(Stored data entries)
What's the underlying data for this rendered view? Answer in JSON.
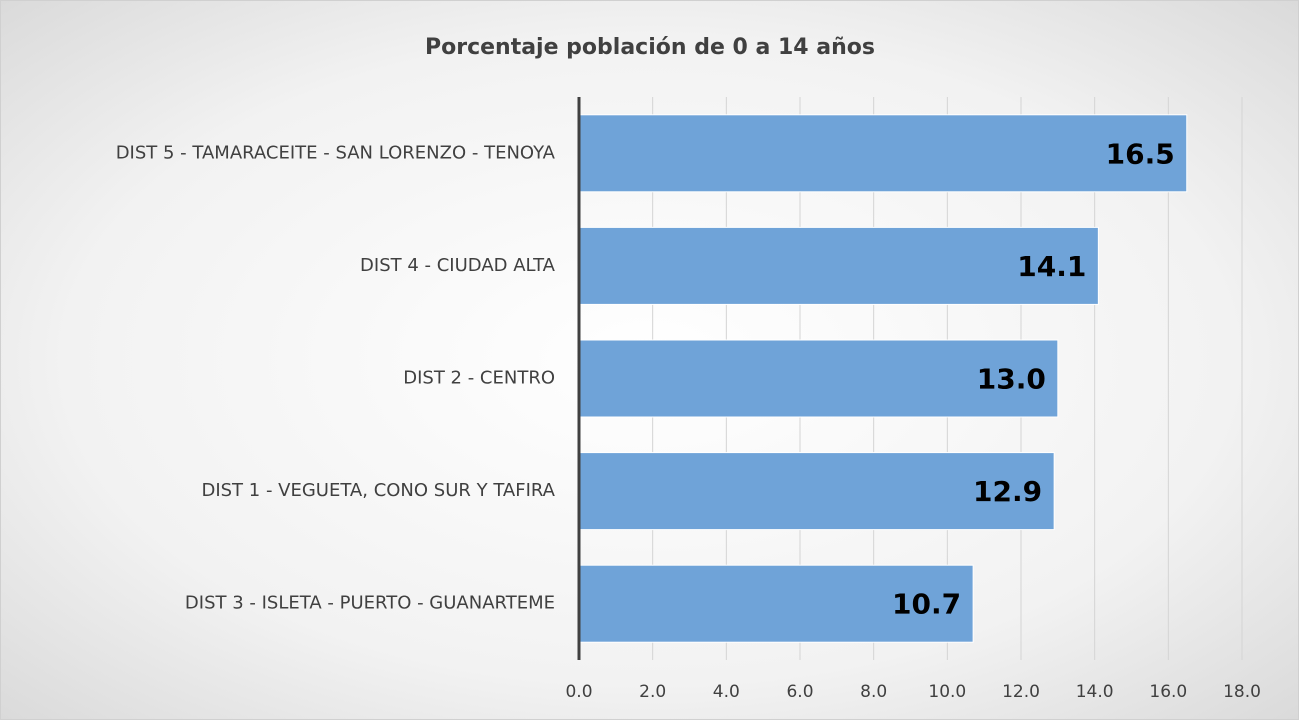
{
  "chart_data": {
    "type": "barh",
    "title": "Porcentaje población de 0 a 14 años",
    "categories": [
      "DIST 5 - TAMARACEITE - SAN LORENZO - TENOYA",
      "DIST 4 - CIUDAD ALTA",
      "DIST 2 - CENTRO",
      "DIST 1 - VEGUETA, CONO SUR Y TAFIRA",
      "DIST 3 - ISLETA - PUERTO - GUANARTEME"
    ],
    "values": [
      16.5,
      14.1,
      13.0,
      12.9,
      10.7
    ],
    "value_labels": [
      "16.5",
      "14.1",
      "13.0",
      "12.9",
      "10.7"
    ],
    "color": "#6fa3d8",
    "xlim": [
      0,
      18
    ],
    "xticks": [
      {
        "value": 0,
        "label": "0.0"
      },
      {
        "value": 2,
        "label": "2.0"
      },
      {
        "value": 4,
        "label": "4.0"
      },
      {
        "value": 6,
        "label": "6.0"
      },
      {
        "value": 8,
        "label": "8.0"
      },
      {
        "value": 10,
        "label": "10.0"
      },
      {
        "value": 12,
        "label": "12.0"
      },
      {
        "value": 14,
        "label": "14.0"
      },
      {
        "value": 16,
        "label": "16.0"
      },
      {
        "value": 18,
        "label": "18.0"
      }
    ],
    "grid": true
  }
}
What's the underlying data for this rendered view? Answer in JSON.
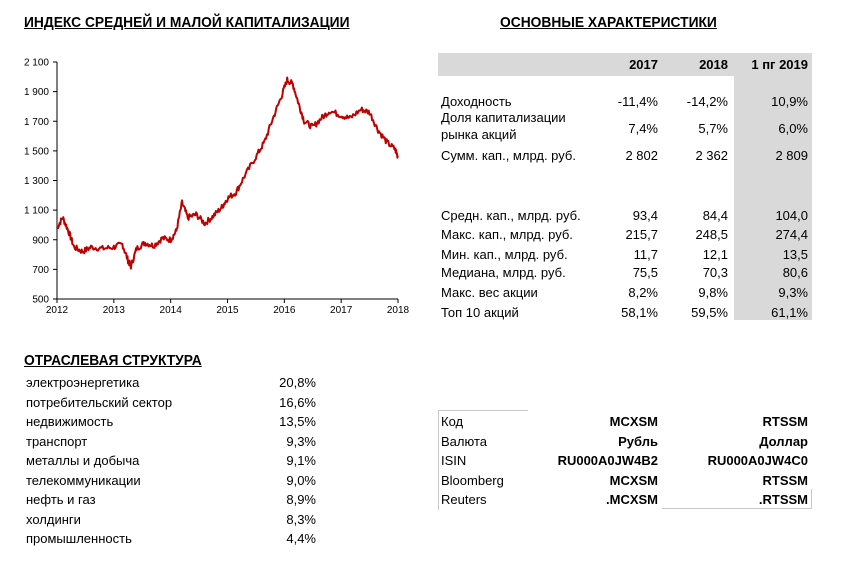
{
  "titles": {
    "index": "ИНДЕКС СРЕДНЕЙ И МАЛОЙ КАПИТАЛИЗАЦИИ",
    "characteristics": "ОСНОВНЫЕ ХАРАКТЕРИСТИКИ",
    "sector": "ОТРАСЛЕВАЯ СТРУКТУРА"
  },
  "chart_data": {
    "type": "line",
    "ylim": [
      500,
      2100
    ],
    "yticks": [
      500,
      700,
      900,
      1100,
      1300,
      1500,
      1700,
      1900,
      2100
    ],
    "ytick_labels": [
      "500",
      "700",
      "900",
      "1 100",
      "1 300",
      "1 500",
      "1 700",
      "1 900",
      "2 100"
    ],
    "xlim": [
      2012,
      2018
    ],
    "xticks": [
      2012,
      2013,
      2014,
      2015,
      2016,
      2017,
      2018
    ],
    "xtick_labels": [
      "2012",
      "2013",
      "2014",
      "2015",
      "2016",
      "2017",
      "2018"
    ],
    "line_color": "#c00000",
    "x": [
      2012.0,
      2012.1,
      2012.2,
      2012.3,
      2012.45,
      2012.6,
      2012.8,
      2013.0,
      2013.15,
      2013.25,
      2013.3,
      2013.4,
      2013.55,
      2013.7,
      2013.85,
      2014.0,
      2014.1,
      2014.2,
      2014.3,
      2014.45,
      2014.6,
      2014.75,
      2014.9,
      2015.0,
      2015.15,
      2015.3,
      2015.5,
      2015.65,
      2015.8,
      2015.95,
      2016.05,
      2016.15,
      2016.25,
      2016.35,
      2016.5,
      2016.65,
      2016.8,
      2017.0,
      2017.15,
      2017.35,
      2017.5,
      2017.65,
      2017.8,
      2017.95,
      2018.0
    ],
    "y": [
      980,
      1050,
      960,
      850,
      820,
      850,
      840,
      850,
      870,
      760,
      720,
      840,
      880,
      860,
      910,
      900,
      960,
      1150,
      1050,
      1070,
      1010,
      1060,
      1120,
      1180,
      1220,
      1330,
      1460,
      1560,
      1720,
      1870,
      1980,
      1950,
      1820,
      1700,
      1660,
      1720,
      1770,
      1740,
      1720,
      1780,
      1760,
      1640,
      1560,
      1510,
      1460
    ]
  },
  "characteristics": {
    "columns": [
      "2017",
      "2018",
      "1 пг 2019"
    ],
    "rows": [
      {
        "label": "Доходность",
        "v": [
          "-11,4%",
          "-14,2%",
          "10,9%"
        ]
      },
      {
        "label": "Доля капитализации\nрынка акций",
        "v": [
          "7,4%",
          "5,7%",
          "6,0%"
        ]
      },
      {
        "label": "Сумм. кап., млрд. руб.",
        "v": [
          "2 802",
          "2 362",
          "2 809"
        ]
      },
      {
        "label": "Средн. кап., млрд. руб.",
        "v": [
          "93,4",
          "84,4",
          "104,0"
        ]
      },
      {
        "label": "Макс. кап., млрд. руб.",
        "v": [
          "215,7",
          "248,5",
          "274,4"
        ]
      },
      {
        "label": "Мин. кап., млрд. руб.",
        "v": [
          "11,7",
          "12,1",
          "13,5"
        ]
      },
      {
        "label": "Медиана, млрд. руб.",
        "v": [
          "75,5",
          "70,3",
          "80,6"
        ]
      },
      {
        "label": "Макс. вес акции",
        "v": [
          "8,2%",
          "9,8%",
          "9,3%"
        ]
      },
      {
        "label": "Топ 10 акций",
        "v": [
          "58,1%",
          "59,5%",
          "61,1%"
        ]
      }
    ]
  },
  "sectors": [
    {
      "name": "электроэнергетика",
      "value": "20,8%"
    },
    {
      "name": "потребительский сектор",
      "value": "16,6%"
    },
    {
      "name": "недвижимость",
      "value": "13,5%"
    },
    {
      "name": "транспорт",
      "value": "9,3%"
    },
    {
      "name": "металлы и добыча",
      "value": "9,1%"
    },
    {
      "name": "телекоммуникации",
      "value": "9,0%"
    },
    {
      "name": "нефть и газ",
      "value": "8,9%"
    },
    {
      "name": "холдинги",
      "value": "8,3%"
    },
    {
      "name": "промышленность",
      "value": "4,4%"
    }
  ],
  "codes": [
    {
      "label": "Код",
      "a": "MCXSM",
      "b": "RTSSM"
    },
    {
      "label": "Валюта",
      "a": "Рубль",
      "b": "Доллар"
    },
    {
      "label": "ISIN",
      "a": "RU000A0JW4B2",
      "b": "RU000A0JW4C0"
    },
    {
      "label": "Bloomberg",
      "a": "MCXSM",
      "b": "RTSSM"
    },
    {
      "label": "Reuters",
      "a": ".MCXSM",
      "b": ".RTSSM"
    }
  ]
}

- _TASK GOAL_: Restate each entry word for word, leaving out any pictures.

- _CORRECT RESULT_:
What's the underlying data for this rendered view? Answer in JSON.
{
  "chart_data": {
    "type": "barh",
    "title": "Porcentaje población de 0 a 14 años",
    "categories": [
      "DIST 5 - TAMARACEITE - SAN LORENZO - TENOYA",
      "DIST 4 - CIUDAD ALTA",
      "DIST 2 - CENTRO",
      "DIST 1 - VEGUETA, CONO SUR Y TAFIRA",
      "DIST 3 - ISLETA - PUERTO - GUANARTEME"
    ],
    "values": [
      16.5,
      14.1,
      13.0,
      12.9,
      10.7
    ],
    "value_labels": [
      "16.5",
      "14.1",
      "13.0",
      "12.9",
      "10.7"
    ],
    "color": "#6fa3d8",
    "xlim": [
      0,
      18
    ],
    "xticks": [
      {
        "value": 0,
        "label": "0.0"
      },
      {
        "value": 2,
        "label": "2.0"
      },
      {
        "value": 4,
        "label": "4.0"
      },
      {
        "value": 6,
        "label": "6.0"
      },
      {
        "value": 8,
        "label": "8.0"
      },
      {
        "value": 10,
        "label": "10.0"
      },
      {
        "value": 12,
        "label": "12.0"
      },
      {
        "value": 14,
        "label": "14.0"
      },
      {
        "value": 16,
        "label": "16.0"
      },
      {
        "value": 18,
        "label": "18.0"
      }
    ],
    "grid": true
  }
}
What's the underlying data for this rendered view? Answer in JSON.
{
  "titles": {
    "index": "ИНДЕКС СРЕДНЕЙ И МАЛОЙ КАПИТАЛИЗАЦИИ",
    "characteristics": "ОСНОВНЫЕ ХАРАКТЕРИСТИКИ",
    "sector": "ОТРАСЛЕВАЯ СТРУКТУРА"
  },
  "chart_data": {
    "type": "line",
    "ylim": [
      500,
      2100
    ],
    "yticks": [
      500,
      700,
      900,
      1100,
      1300,
      1500,
      1700,
      1900,
      2100
    ],
    "ytick_labels": [
      "500",
      "700",
      "900",
      "1 100",
      "1 300",
      "1 500",
      "1 700",
      "1 900",
      "2 100"
    ],
    "xlim": [
      2012,
      2018
    ],
    "xticks": [
      2012,
      2013,
      2014,
      2015,
      2016,
      2017,
      2018
    ],
    "xtick_labels": [
      "2012",
      "2013",
      "2014",
      "2015",
      "2016",
      "2017",
      "2018"
    ],
    "line_color": "#c00000",
    "x": [
      2012.0,
      2012.1,
      2012.2,
      2012.3,
      2012.45,
      2012.6,
      2012.8,
      2013.0,
      2013.15,
      2013.25,
      2013.3,
      2013.4,
      2013.55,
      2013.7,
      2013.85,
      2014.0,
      2014.1,
      2014.2,
      2014.3,
      2014.45,
      2014.6,
      2014.75,
      2014.9,
      2015.0,
      2015.15,
      2015.3,
      2015.5,
      2015.65,
      2015.8,
      2015.95,
      2016.05,
      2016.15,
      2016.25,
      2016.35,
      2016.5,
      2016.65,
      2016.8,
      2017.0,
      2017.15,
      2017.35,
      2017.5,
      2017.65,
      2017.8,
      2017.95,
      2018.0
    ],
    "y": [
      980,
      1050,
      960,
      850,
      820,
      850,
      840,
      850,
      870,
      760,
      720,
      840,
      880,
      860,
      910,
      900,
      960,
      1150,
      1050,
      1070,
      1010,
      1060,
      1120,
      1180,
      1220,
      1330,
      1460,
      1560,
      1720,
      1870,
      1980,
      1950,
      1820,
      1700,
      1660,
      1720,
      1770,
      1740,
      1720,
      1780,
      1760,
      1640,
      1560,
      1510,
      1460
    ]
  },
  "characteristics": {
    "columns": [
      "2017",
      "2018",
      "1 пг 2019"
    ],
    "rows": [
      {
        "label": "Доходность",
        "v": [
          "-11,4%",
          "-14,2%",
          "10,9%"
        ]
      },
      {
        "label": "Доля капитализации\nрынка акций",
        "v": [
          "7,4%",
          "5,7%",
          "6,0%"
        ]
      },
      {
        "label": "Сумм. кап., млрд. руб.",
        "v": [
          "2 802",
          "2 362",
          "2 809"
        ]
      },
      {
        "label": "Средн. кап., млрд. руб.",
        "v": [
          "93,4",
          "84,4",
          "104,0"
        ]
      },
      {
        "label": "Макс. кап., млрд. руб.",
        "v": [
          "215,7",
          "248,5",
          "274,4"
        ]
      },
      {
        "label": "Мин. кап., млрд. руб.",
        "v": [
          "11,7",
          "12,1",
          "13,5"
        ]
      },
      {
        "label": "Медиана, млрд. руб.",
        "v": [
          "75,5",
          "70,3",
          "80,6"
        ]
      },
      {
        "label": "Макс. вес акции",
        "v": [
          "8,2%",
          "9,8%",
          "9,3%"
        ]
      },
      {
        "label": "Топ 10 акций",
        "v": [
          "58,1%",
          "59,5%",
          "61,1%"
        ]
      }
    ]
  },
  "sectors": [
    {
      "name": "электроэнергетика",
      "value": "20,8%"
    },
    {
      "name": "потребительский сектор",
      "value": "16,6%"
    },
    {
      "name": "недвижимость",
      "value": "13,5%"
    },
    {
      "name": "транспорт",
      "value": "9,3%"
    },
    {
      "name": "металлы и добыча",
      "value": "9,1%"
    },
    {
      "name": "телекоммуникации",
      "value": "9,0%"
    },
    {
      "name": "нефть и газ",
      "value": "8,9%"
    },
    {
      "name": "холдинги",
      "value": "8,3%"
    },
    {
      "name": "промышленность",
      "value": "4,4%"
    }
  ],
  "codes": [
    {
      "label": "Код",
      "a": "MCXSM",
      "b": "RTSSM"
    },
    {
      "label": "Валюта",
      "a": "Рубль",
      "b": "Доллар"
    },
    {
      "label": "ISIN",
      "a": "RU000A0JW4B2",
      "b": "RU000A0JW4C0"
    },
    {
      "label": "Bloomberg",
      "a": "MCXSM",
      "b": "RTSSM"
    },
    {
      "label": "Reuters",
      "a": ".MCXSM",
      "b": ".RTSSM"
    }
  ]
}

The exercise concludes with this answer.